[Stored data]

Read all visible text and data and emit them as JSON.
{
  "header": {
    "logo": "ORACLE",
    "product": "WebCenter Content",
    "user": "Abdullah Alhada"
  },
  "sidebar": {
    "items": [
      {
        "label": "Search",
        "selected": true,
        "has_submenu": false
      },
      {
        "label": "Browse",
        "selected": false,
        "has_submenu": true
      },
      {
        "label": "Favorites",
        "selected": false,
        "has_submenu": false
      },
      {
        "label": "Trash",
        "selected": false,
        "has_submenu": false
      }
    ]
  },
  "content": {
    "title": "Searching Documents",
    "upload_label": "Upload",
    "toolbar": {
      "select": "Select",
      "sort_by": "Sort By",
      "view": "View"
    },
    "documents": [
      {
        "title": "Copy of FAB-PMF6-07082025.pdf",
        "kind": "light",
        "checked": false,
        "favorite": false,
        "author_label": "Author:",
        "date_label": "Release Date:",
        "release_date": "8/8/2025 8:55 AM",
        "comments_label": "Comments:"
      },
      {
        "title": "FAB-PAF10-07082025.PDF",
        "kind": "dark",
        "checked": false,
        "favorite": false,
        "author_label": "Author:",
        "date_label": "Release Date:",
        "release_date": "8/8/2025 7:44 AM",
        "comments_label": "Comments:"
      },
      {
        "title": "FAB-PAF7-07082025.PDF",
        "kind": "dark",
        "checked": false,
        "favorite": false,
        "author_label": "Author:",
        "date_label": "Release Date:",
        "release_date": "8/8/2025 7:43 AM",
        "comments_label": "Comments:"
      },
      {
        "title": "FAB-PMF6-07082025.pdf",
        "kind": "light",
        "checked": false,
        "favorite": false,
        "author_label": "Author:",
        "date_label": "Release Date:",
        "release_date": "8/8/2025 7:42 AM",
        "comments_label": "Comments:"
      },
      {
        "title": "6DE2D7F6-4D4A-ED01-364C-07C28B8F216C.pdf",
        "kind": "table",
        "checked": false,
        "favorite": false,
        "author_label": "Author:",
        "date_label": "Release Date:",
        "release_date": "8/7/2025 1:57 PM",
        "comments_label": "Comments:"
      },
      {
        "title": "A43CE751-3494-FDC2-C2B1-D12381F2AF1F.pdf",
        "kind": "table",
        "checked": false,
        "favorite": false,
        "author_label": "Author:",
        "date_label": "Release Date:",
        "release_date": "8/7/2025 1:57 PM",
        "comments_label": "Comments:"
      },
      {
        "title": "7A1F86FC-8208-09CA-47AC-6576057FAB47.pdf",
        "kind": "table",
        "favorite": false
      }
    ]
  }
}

Set exercise ::
Go through the data and return every record exactly.

Result ::
Read all visible text and data and emit them as JSON.
{
  "header": {
    "logo": "ORACLE",
    "product": "WebCenter Content",
    "user": "Abdullah Alhada"
  },
  "sidebar": {
    "items": [
      {
        "label": "Search",
        "selected": true,
        "has_submenu": false
      },
      {
        "label": "Browse",
        "selected": false,
        "has_submenu": true
      },
      {
        "label": "Favorites",
        "selected": false,
        "has_submenu": false
      },
      {
        "label": "Trash",
        "selected": false,
        "has_submenu": false
      }
    ]
  },
  "content": {
    "title": "Searching Documents",
    "upload_label": "Upload",
    "toolbar": {
      "select": "Select",
      "sort_by": "Sort By",
      "view": "View"
    },
    "documents": [
      {
        "title": "Copy of FAB-PMF6-07082025.pdf",
        "kind": "light",
        "checked": false,
        "favorite": false,
        "author_label": "Author:",
        "date_label": "Release Date:",
        "release_date": "8/8/2025 8:55 AM",
        "comments_label": "Comments:"
      },
      {
        "title": "FAB-PAF10-07082025.PDF",
        "kind": "dark",
        "checked": false,
        "favorite": false,
        "author_label": "Author:",
        "date_label": "Release Date:",
        "release_date": "8/8/2025 7:44 AM",
        "comments_label": "Comments:"
      },
      {
        "title": "FAB-PAF7-07082025.PDF",
        "kind": "dark",
        "checked": false,
        "favorite": false,
        "author_label": "Author:",
        "date_label": "Release Date:",
        "release_date": "8/8/2025 7:43 AM",
        "comments_label": "Comments:"
      },
      {
        "title": "FAB-PMF6-07082025.pdf",
        "kind": "light",
        "checked": false,
        "favorite": false,
        "author_label": "Author:",
        "date_label": "Release Date:",
        "release_date": "8/8/2025 7:42 AM",
        "comments_label": "Comments:"
      },
      {
        "title": "6DE2D7F6-4D4A-ED01-364C-07C28B8F216C.pdf",
        "kind": "table",
        "checked": false,
        "favorite": false,
        "author_label": "Author:",
        "date_label": "Release Date:",
        "release_date": "8/7/2025 1:57 PM",
        "comments_label": "Comments:"
      },
      {
        "title": "A43CE751-3494-FDC2-C2B1-D12381F2AF1F.pdf",
        "kind": "table",
        "checked": false,
        "favorite": false,
        "author_label": "Author:",
        "date_label": "Release Date:",
        "release_date": "8/7/2025 1:57 PM",
        "comments_label": "Comments:"
      },
      {
        "title": "7A1F86FC-8208-09CA-47AC-6576057FAB47.pdf",
        "kind": "table",
        "favorite": false
      }
    ]
  }
}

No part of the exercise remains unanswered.